**Exercise details:**
Extract all lines from the data beneath that include the word "sampling".

**** Records shown

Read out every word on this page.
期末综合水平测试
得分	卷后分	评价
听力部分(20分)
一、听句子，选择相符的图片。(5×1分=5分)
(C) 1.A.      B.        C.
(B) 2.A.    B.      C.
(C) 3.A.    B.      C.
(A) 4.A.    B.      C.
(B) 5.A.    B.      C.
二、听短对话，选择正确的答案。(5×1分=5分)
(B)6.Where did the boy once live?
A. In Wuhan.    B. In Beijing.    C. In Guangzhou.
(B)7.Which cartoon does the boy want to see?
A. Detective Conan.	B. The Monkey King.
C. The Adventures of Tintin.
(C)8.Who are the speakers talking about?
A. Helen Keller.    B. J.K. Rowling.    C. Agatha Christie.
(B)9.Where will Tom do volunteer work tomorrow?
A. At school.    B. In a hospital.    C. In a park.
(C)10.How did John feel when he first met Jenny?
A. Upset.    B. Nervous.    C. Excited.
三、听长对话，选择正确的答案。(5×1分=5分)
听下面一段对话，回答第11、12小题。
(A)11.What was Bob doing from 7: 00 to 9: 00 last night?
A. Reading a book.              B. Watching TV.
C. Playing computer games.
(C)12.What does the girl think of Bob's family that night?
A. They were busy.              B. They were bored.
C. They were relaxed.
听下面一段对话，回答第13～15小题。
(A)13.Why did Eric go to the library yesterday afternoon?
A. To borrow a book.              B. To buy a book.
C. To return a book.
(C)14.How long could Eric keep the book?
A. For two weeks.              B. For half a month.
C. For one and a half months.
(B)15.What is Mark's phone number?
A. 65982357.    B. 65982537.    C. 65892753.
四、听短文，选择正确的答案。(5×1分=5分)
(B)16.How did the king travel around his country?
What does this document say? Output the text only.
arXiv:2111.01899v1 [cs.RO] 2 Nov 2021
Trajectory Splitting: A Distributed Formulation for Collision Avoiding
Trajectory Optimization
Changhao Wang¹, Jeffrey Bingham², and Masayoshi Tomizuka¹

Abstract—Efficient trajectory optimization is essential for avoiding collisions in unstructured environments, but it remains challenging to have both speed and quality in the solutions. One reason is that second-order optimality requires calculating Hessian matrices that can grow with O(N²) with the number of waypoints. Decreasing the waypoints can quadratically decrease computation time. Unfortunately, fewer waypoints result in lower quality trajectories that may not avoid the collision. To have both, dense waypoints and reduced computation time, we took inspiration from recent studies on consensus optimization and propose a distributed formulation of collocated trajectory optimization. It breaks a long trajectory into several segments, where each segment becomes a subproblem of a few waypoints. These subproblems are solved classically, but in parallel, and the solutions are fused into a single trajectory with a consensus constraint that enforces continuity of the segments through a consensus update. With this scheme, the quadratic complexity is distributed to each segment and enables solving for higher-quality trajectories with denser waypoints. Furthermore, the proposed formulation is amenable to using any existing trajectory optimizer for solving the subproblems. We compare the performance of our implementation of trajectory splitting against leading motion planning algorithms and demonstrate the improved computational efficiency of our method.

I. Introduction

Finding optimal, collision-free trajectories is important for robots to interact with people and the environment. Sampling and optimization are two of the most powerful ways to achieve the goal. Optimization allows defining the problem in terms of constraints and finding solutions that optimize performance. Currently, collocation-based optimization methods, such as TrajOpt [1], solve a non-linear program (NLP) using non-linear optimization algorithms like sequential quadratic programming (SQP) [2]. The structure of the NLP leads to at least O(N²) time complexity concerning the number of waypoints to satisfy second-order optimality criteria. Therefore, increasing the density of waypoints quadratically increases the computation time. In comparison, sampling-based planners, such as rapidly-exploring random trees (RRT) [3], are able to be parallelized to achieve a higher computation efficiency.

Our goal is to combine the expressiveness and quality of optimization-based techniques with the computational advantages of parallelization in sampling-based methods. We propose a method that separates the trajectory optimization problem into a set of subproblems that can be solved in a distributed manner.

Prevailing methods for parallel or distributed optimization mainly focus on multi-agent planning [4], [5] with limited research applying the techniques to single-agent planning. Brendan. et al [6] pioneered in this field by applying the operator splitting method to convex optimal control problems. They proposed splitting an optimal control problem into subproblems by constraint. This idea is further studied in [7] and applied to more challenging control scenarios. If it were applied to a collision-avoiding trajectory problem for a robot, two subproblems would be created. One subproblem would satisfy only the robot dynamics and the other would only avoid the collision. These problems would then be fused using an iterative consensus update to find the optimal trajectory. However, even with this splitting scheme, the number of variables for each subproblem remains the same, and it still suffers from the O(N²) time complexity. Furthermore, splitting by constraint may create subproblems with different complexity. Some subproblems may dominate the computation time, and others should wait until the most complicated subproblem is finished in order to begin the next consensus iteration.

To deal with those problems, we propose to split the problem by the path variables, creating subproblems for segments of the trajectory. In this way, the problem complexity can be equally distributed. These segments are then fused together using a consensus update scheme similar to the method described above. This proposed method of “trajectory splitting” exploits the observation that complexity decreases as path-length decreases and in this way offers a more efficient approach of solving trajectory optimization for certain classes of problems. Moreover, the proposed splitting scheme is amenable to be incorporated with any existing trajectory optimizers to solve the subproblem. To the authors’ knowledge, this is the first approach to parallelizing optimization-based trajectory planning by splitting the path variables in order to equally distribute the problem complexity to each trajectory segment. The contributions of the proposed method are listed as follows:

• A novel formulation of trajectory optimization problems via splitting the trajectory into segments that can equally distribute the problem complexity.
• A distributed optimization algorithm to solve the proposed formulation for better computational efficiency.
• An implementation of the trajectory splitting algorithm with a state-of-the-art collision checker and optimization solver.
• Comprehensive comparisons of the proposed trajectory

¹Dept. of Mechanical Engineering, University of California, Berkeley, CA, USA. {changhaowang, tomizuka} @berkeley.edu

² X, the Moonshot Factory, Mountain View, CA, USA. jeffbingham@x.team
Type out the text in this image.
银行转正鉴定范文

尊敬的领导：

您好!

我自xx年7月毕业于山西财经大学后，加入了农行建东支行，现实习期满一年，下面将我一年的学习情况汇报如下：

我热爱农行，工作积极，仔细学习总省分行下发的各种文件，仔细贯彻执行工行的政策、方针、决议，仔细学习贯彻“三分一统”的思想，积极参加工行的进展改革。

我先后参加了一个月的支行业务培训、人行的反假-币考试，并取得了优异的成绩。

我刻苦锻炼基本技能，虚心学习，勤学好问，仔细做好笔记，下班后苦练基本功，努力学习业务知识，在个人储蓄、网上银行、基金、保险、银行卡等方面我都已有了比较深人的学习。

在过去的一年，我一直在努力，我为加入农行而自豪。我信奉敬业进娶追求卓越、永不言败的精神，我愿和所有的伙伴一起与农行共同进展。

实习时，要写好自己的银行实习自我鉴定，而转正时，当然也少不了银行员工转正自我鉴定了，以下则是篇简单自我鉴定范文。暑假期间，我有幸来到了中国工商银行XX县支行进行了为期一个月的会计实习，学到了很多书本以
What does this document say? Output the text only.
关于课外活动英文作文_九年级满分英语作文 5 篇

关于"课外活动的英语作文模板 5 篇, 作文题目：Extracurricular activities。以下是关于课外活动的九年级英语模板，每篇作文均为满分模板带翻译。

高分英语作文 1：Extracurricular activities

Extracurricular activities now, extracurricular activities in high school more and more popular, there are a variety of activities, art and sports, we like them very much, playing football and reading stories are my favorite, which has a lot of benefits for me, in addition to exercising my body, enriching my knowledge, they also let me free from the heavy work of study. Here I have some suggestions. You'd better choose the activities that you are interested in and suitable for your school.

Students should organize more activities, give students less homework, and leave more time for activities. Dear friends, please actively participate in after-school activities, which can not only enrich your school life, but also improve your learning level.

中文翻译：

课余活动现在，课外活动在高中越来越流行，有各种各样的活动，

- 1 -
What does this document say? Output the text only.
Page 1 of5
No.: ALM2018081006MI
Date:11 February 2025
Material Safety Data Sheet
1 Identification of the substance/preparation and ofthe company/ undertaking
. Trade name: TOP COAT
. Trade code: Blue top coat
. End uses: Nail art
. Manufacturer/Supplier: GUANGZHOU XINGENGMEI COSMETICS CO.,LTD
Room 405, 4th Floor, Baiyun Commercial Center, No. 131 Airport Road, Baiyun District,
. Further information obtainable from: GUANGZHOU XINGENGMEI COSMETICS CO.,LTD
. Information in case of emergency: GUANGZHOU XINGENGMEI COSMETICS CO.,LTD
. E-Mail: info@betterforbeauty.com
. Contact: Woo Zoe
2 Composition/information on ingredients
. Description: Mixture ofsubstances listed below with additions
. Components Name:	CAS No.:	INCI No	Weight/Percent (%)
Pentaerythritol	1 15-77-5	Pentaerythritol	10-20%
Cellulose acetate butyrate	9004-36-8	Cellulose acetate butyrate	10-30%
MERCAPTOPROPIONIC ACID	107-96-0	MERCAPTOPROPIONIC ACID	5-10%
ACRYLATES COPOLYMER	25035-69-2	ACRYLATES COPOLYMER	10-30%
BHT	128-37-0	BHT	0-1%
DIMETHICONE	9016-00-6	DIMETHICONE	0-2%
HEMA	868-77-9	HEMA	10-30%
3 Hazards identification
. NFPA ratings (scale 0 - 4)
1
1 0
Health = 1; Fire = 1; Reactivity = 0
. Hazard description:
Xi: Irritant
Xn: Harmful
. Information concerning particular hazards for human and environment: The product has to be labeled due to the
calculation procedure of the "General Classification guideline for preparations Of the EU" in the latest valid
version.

********

**Written solution:**
Finding optimal, collision-free trajectories is important for robots to interact with people and the environment. Sampling and optimization are two of the most powerful ways to achieve the goal. Optimization allows defining the problem in terms of constraints and finding solutions that optimize performance. Currently, collocation-based optimization methods, such as TrajOpt [1], solve a non-linear program (NLP) using non-linear optimization algorithms like sequential quadratic programming (SQP) [2]. The structure of the NLP leads to at least O(N²) time complexity concerning the number of waypoints to satisfy second-order optimality criteria. Therefore, increasing the density of waypoints quadratically increases the computation time. In comparison, sampling-based planners, such as rapidly-exploring random trees (RRT) [3], are able to be parallelized to achieve a higher computation efficiency.
Our goal is to combine the expressiveness and quality of optimization-based techniques with the computational advantages of parallelization in sampling-based methods. We propose a method that separates the trajectory optimization problem into a set of subproblems that can be solved in a distributed manner.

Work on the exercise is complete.